## WHAT NEEDS TO BE DONE:
Copy out all lines with the word "Laporan" in them.

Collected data
* begin *
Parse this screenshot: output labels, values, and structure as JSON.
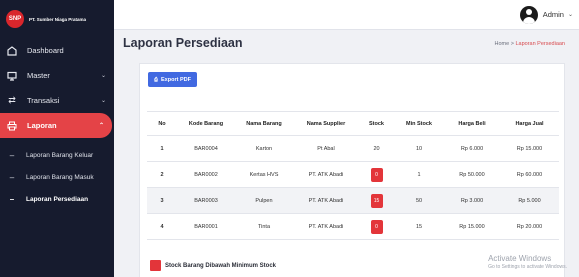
{
  "brand": {
    "logo_text": "SNP",
    "name": "PT. Sumber Niaga Pratama"
  },
  "sidebar": {
    "items": [
      {
        "label": "Dashboard",
        "icon": "dashboard-icon"
      },
      {
        "label": "Master",
        "icon": "monitor-icon"
      },
      {
        "label": "Transaksi",
        "icon": "transfer-icon"
      },
      {
        "label": "Laporan",
        "icon": "print-icon"
      }
    ],
    "subitems": [
      {
        "label": "Laporan Barang Keluar"
      },
      {
        "label": "Laporan Barang Masuk"
      },
      {
        "label": "Laporan Persediaan"
      }
    ]
  },
  "topbar": {
    "user": "Admin"
  },
  "page": {
    "title": "Laporan Persediaan",
    "breadcrumb_home": "Home",
    "breadcrumb_sep": ">",
    "breadcrumb_current": "Laporan Persediaan"
  },
  "export_label": "Export PDF",
  "table": {
    "headers": [
      "No",
      "Kode Barang",
      "Nama Barang",
      "Nama Supplier",
      "Stock",
      "Min Stock",
      "Harga Beli",
      "Harga Jual"
    ],
    "rows": [
      [
        "1",
        "BAR0004",
        "Karton",
        "Pt Abal",
        "20",
        "10",
        "Rp 6.000",
        "Rp 15.000"
      ],
      [
        "2",
        "BAR0002",
        "Kertas HVS",
        "PT. ATK Abadi",
        "0",
        "1",
        "Rp 50.000",
        "Rp 60.000"
      ],
      [
        "3",
        "BAR0003",
        "Pulpen",
        "PT. ATK Abadi",
        "15",
        "50",
        "Rp 3.000",
        "Rp 5.000"
      ],
      [
        "4",
        "BAR0001",
        "Tinta",
        "PT. ATK Abadi",
        "0",
        "15",
        "Rp 15.000",
        "Rp 20.000"
      ]
    ]
  },
  "legend": "Stock Barang Dibawah Minimum Stock",
  "watermark": {
    "title": "Activate Windows",
    "subtitle": "Go to Settings to activate Windows."
  },
  "colors": {
    "accent": "#e44347",
    "sidebar": "#161b2e",
    "button": "#4169e1",
    "badge": "#e3353a"
  }
}
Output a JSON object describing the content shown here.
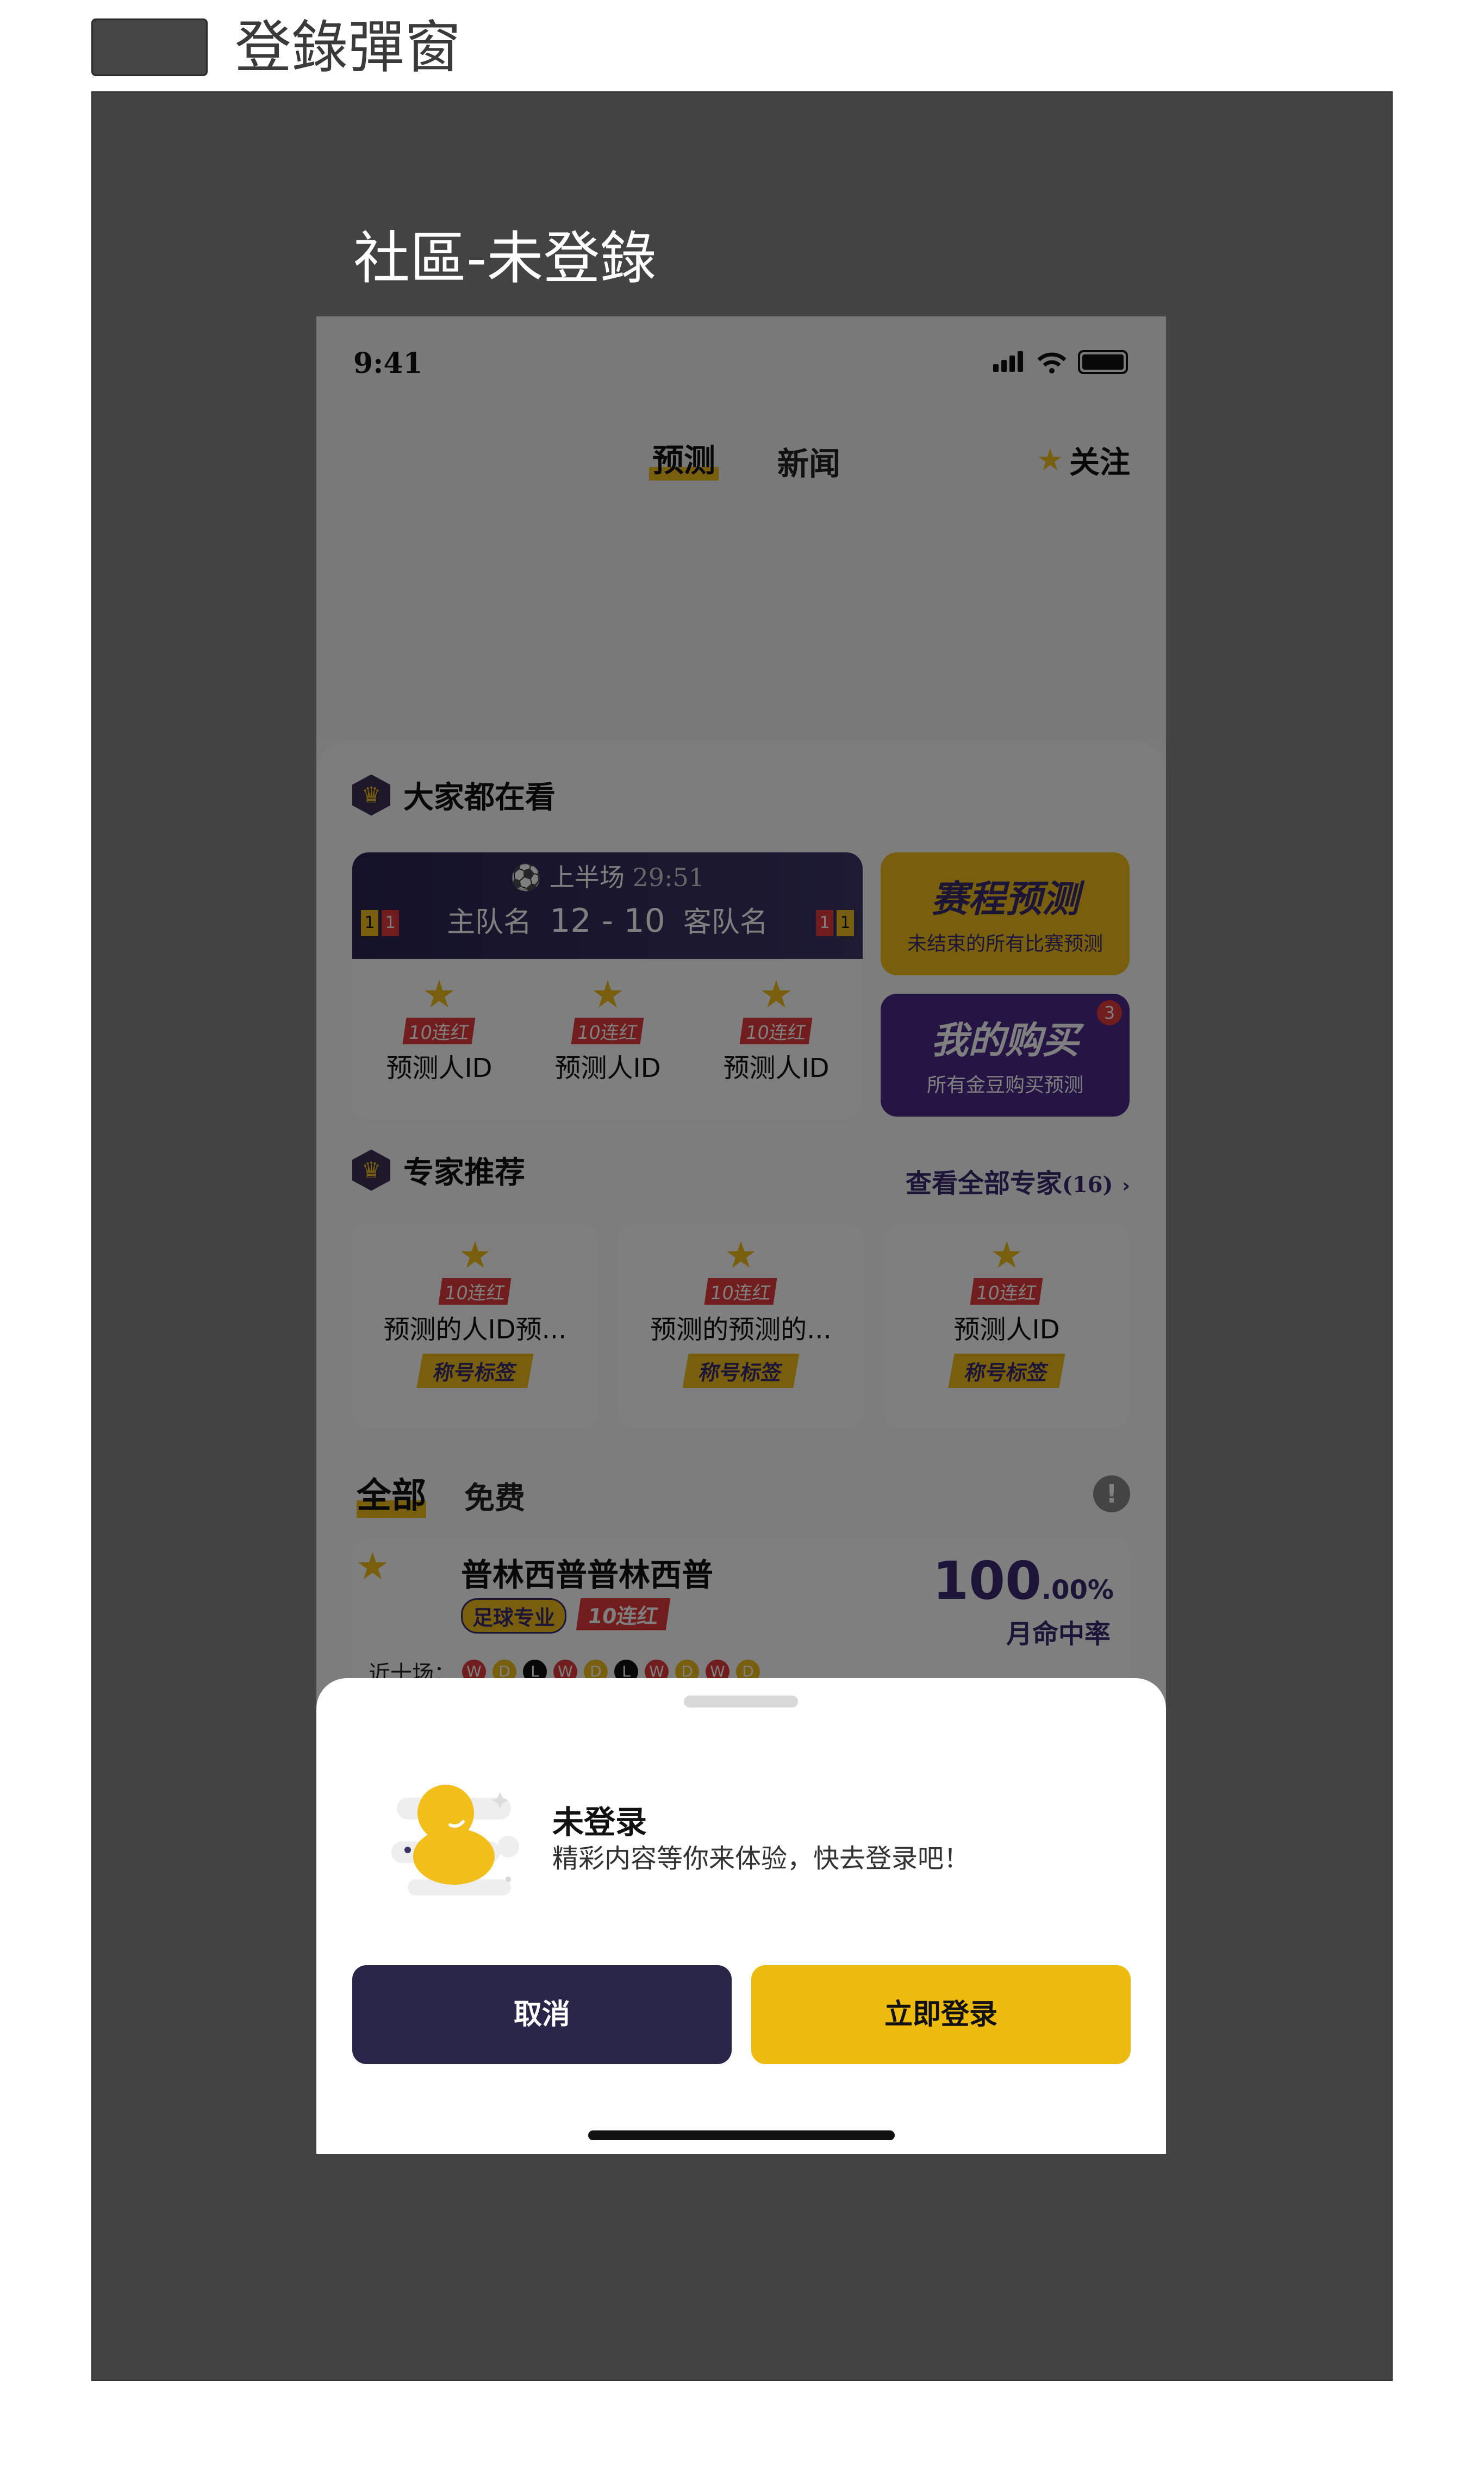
{
  "doc": {
    "title": "登錄彈窗",
    "frame_title": "社區-未登錄"
  },
  "status": {
    "time": "9:41"
  },
  "nav": {
    "tab_predict": "预测",
    "tab_news": "新闻",
    "follow": "关注"
  },
  "watching": {
    "title": "大家都在看",
    "match": {
      "half": "上半场",
      "clock": "29:51",
      "home": "主队名",
      "score": "12 - 10",
      "away": "客队名",
      "home_yellow": "1",
      "home_red": "1",
      "away_red": "1",
      "away_yellow": "1"
    },
    "predictors": [
      {
        "streak": "10连红",
        "name": "预测人ID"
      },
      {
        "streak": "10连红",
        "name": "预测人ID"
      },
      {
        "streak": "10连红",
        "name": "预测人ID"
      }
    ],
    "promo_schedule": {
      "title": "赛程预测",
      "subtitle": "未结束的所有比赛预测"
    },
    "promo_purchase": {
      "title": "我的购买",
      "subtitle": "所有金豆购买预测",
      "badge": "3"
    }
  },
  "experts": {
    "title": "专家推荐",
    "view_all": "查看全部专家",
    "count": "(16)",
    "items": [
      {
        "streak": "10连红",
        "name": "预测的人ID预...",
        "tag": "称号标签"
      },
      {
        "streak": "10连红",
        "name": "预测的预测的...",
        "tag": "称号标签"
      },
      {
        "streak": "10连红",
        "name": "预测人ID",
        "tag": "称号标签"
      }
    ]
  },
  "filter": {
    "all": "全部",
    "free": "免费",
    "info": "!"
  },
  "list": [
    {
      "name": "普林西普普林西普",
      "chip": "足球专业",
      "streak": "10连红",
      "pct_main": "100",
      "pct_dec": ".00%",
      "rate_label": "月命中率",
      "recent_label": "近十场：",
      "recent": [
        "W",
        "D",
        "L",
        "W",
        "D",
        "L",
        "W",
        "D",
        "W",
        "D"
      ]
    }
  ],
  "sheet": {
    "title": "未登录",
    "subtitle": "精彩内容等你来体验，快去登录吧！",
    "cancel": "取消",
    "login": "立即登录"
  }
}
* end *
## CORRECT RESPONSE:
        "label": "Laporan",
        "label": "Laporan Barang Keluar"
        "label": "Laporan Barang Masuk"
        "label": "Laporan Persediaan"
    "title": "Laporan Persediaan",
    "breadcrumb_current": "Laporan Persediaan"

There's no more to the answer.